━━ THE DATA

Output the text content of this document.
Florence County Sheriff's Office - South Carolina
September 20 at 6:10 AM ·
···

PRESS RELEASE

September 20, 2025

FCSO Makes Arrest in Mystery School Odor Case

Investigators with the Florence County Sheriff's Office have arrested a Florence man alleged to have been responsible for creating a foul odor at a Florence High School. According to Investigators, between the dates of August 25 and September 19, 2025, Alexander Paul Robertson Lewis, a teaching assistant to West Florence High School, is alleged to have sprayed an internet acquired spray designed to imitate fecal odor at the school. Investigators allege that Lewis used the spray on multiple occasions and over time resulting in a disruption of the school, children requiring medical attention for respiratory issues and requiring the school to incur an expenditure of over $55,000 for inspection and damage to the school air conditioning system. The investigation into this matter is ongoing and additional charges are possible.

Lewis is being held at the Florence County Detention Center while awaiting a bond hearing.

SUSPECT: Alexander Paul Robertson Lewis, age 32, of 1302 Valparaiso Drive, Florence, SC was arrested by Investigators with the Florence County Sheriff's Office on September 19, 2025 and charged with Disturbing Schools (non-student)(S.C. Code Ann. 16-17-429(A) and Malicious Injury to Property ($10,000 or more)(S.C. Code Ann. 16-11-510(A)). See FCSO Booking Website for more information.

━━━━
━━ THE DATA

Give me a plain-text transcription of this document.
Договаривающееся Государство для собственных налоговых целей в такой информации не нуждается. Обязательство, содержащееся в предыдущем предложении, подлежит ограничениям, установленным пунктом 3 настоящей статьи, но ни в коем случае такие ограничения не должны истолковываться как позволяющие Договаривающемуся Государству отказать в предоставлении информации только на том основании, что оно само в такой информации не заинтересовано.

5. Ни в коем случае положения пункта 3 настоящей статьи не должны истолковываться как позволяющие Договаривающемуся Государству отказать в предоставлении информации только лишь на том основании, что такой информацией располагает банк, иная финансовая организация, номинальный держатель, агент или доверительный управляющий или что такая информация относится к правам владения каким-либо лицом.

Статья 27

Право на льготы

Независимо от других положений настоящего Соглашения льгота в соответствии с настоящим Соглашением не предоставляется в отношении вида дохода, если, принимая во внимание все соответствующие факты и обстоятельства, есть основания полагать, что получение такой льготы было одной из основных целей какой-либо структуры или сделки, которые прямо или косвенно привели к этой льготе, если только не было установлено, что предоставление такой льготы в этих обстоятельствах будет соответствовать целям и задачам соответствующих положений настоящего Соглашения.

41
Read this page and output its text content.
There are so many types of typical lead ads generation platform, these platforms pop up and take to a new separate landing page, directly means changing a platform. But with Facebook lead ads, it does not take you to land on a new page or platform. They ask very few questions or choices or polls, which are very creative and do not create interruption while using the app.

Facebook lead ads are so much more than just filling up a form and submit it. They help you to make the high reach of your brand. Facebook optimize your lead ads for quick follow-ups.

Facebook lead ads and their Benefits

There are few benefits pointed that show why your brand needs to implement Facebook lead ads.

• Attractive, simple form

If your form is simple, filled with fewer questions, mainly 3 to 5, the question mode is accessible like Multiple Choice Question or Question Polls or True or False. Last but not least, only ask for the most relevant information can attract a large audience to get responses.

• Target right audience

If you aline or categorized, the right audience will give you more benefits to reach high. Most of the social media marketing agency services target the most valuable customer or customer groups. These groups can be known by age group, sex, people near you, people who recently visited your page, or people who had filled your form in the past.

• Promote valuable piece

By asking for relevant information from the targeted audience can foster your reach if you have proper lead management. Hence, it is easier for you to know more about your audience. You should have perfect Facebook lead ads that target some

━━━━

> GOAL OF THE EXERCISE
Count each line with "simple" in it and report that figure by itself.

> EXERCISE RESPONSE
2